__PROMPT__: From the entries below, copy every line that holds the word "content".

Saved entries
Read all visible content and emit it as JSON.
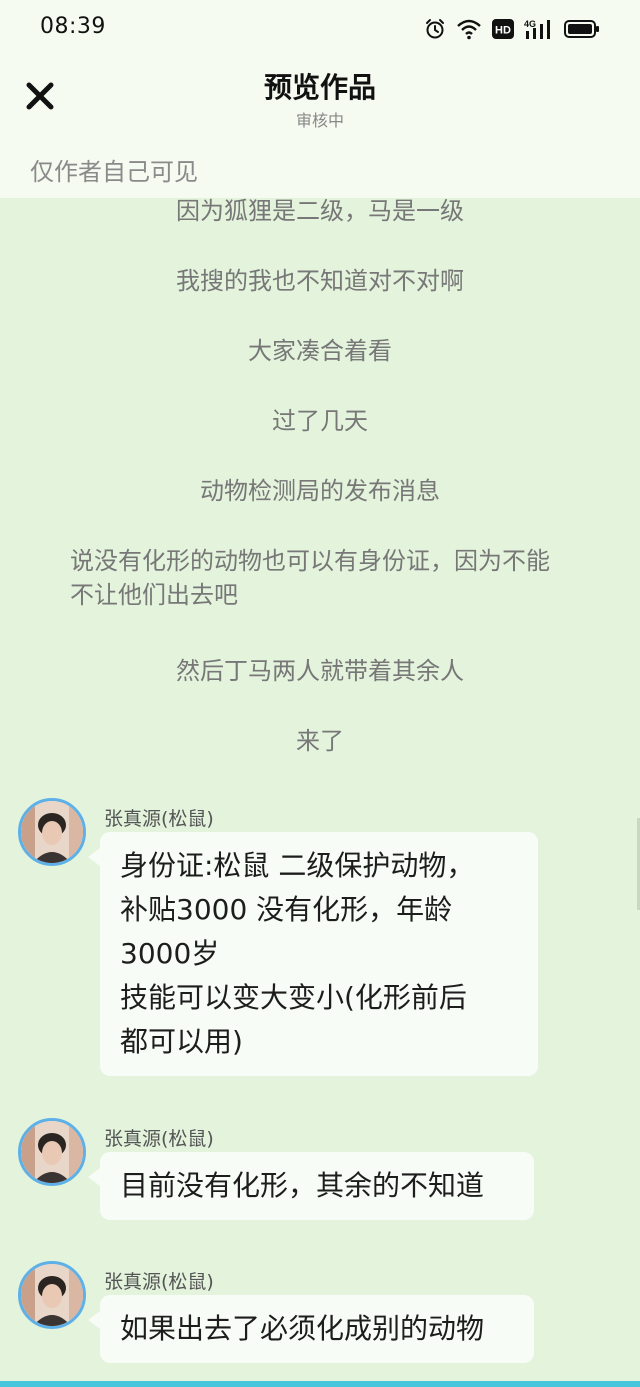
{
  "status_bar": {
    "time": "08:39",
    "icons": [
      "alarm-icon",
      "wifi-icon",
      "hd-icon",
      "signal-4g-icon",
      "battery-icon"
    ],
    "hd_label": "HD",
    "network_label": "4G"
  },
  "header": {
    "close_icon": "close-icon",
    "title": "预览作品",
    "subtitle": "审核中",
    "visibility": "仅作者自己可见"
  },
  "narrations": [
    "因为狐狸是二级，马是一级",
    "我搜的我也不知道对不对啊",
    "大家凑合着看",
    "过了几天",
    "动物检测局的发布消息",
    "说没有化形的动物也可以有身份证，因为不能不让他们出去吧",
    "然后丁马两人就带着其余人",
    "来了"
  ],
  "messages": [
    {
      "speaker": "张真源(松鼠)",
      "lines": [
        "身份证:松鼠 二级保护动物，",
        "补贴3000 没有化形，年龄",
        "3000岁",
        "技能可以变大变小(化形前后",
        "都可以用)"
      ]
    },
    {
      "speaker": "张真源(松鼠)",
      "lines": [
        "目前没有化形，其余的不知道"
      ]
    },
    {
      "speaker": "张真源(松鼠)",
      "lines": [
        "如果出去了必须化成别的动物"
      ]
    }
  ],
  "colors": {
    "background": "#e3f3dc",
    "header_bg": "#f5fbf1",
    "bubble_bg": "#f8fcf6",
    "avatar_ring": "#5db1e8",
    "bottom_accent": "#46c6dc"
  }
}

--

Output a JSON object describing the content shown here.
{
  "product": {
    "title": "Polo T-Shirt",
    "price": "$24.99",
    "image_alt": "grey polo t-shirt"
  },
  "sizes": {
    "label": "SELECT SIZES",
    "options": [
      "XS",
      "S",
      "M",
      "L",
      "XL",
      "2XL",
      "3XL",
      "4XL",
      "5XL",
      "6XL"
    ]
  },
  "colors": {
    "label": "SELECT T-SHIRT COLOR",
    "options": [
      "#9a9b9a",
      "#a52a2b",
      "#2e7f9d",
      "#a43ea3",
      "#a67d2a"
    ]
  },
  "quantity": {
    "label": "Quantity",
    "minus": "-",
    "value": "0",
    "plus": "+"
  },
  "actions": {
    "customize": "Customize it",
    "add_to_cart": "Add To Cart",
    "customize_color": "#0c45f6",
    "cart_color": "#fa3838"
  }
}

__FULL OUTPUT__:
Read all visible content and emit it as JSON.
Output a JSON object describing the content shown here.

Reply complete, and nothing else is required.